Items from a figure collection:

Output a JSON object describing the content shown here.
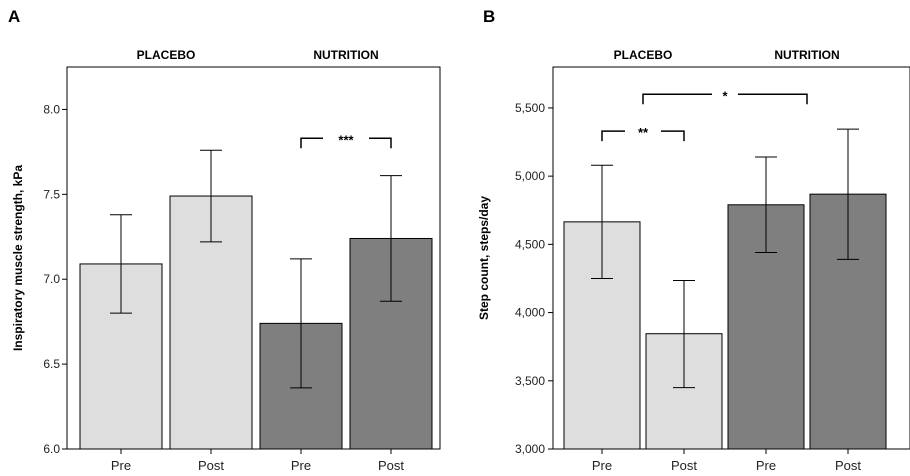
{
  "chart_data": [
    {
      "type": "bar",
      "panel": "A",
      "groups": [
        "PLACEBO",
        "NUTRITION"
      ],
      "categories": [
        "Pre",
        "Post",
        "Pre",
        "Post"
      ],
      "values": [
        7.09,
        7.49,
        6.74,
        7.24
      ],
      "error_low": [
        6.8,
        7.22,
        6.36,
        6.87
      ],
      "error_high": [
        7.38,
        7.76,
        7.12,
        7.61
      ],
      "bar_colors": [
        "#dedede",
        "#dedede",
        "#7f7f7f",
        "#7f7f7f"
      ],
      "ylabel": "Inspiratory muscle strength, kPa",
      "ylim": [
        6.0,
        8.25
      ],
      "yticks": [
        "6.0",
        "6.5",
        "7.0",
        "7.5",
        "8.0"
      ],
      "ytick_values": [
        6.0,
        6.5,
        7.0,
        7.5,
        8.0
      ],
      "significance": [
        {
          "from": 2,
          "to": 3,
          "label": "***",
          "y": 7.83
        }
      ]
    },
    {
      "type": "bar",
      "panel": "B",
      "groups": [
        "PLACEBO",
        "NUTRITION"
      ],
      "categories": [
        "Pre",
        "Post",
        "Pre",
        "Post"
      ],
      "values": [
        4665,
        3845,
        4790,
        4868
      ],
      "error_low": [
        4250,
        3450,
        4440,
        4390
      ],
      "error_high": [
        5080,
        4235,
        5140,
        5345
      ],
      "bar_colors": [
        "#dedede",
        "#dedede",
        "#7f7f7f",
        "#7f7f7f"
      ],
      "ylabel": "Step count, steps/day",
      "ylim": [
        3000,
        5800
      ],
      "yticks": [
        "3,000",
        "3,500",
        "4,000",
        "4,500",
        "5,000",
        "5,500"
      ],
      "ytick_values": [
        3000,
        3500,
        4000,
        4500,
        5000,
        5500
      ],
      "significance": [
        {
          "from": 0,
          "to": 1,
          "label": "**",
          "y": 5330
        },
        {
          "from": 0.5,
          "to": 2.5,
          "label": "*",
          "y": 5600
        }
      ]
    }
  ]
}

▶ PROBLEM REQUIREMENTS
Write out the records above once more, word for word, with no pictures.

▶ RESULT BELOW
Output a JSON object describing the content shown here.
{
  "chart_data": [
    {
      "type": "bar",
      "panel": "A",
      "groups": [
        "PLACEBO",
        "NUTRITION"
      ],
      "categories": [
        "Pre",
        "Post",
        "Pre",
        "Post"
      ],
      "values": [
        7.09,
        7.49,
        6.74,
        7.24
      ],
      "error_low": [
        6.8,
        7.22,
        6.36,
        6.87
      ],
      "error_high": [
        7.38,
        7.76,
        7.12,
        7.61
      ],
      "bar_colors": [
        "#dedede",
        "#dedede",
        "#7f7f7f",
        "#7f7f7f"
      ],
      "ylabel": "Inspiratory muscle strength, kPa",
      "ylim": [
        6.0,
        8.25
      ],
      "yticks": [
        "6.0",
        "6.5",
        "7.0",
        "7.5",
        "8.0"
      ],
      "ytick_values": [
        6.0,
        6.5,
        7.0,
        7.5,
        8.0
      ],
      "significance": [
        {
          "from": 2,
          "to": 3,
          "label": "***",
          "y": 7.83
        }
      ]
    },
    {
      "type": "bar",
      "panel": "B",
      "groups": [
        "PLACEBO",
        "NUTRITION"
      ],
      "categories": [
        "Pre",
        "Post",
        "Pre",
        "Post"
      ],
      "values": [
        4665,
        3845,
        4790,
        4868
      ],
      "error_low": [
        4250,
        3450,
        4440,
        4390
      ],
      "error_high": [
        5080,
        4235,
        5140,
        5345
      ],
      "bar_colors": [
        "#dedede",
        "#dedede",
        "#7f7f7f",
        "#7f7f7f"
      ],
      "ylabel": "Step count, steps/day",
      "ylim": [
        3000,
        5800
      ],
      "yticks": [
        "3,000",
        "3,500",
        "4,000",
        "4,500",
        "5,000",
        "5,500"
      ],
      "ytick_values": [
        3000,
        3500,
        4000,
        4500,
        5000,
        5500
      ],
      "significance": [
        {
          "from": 0,
          "to": 1,
          "label": "**",
          "y": 5330
        },
        {
          "from": 0.5,
          "to": 2.5,
          "label": "*",
          "y": 5600
        }
      ]
    }
  ]
}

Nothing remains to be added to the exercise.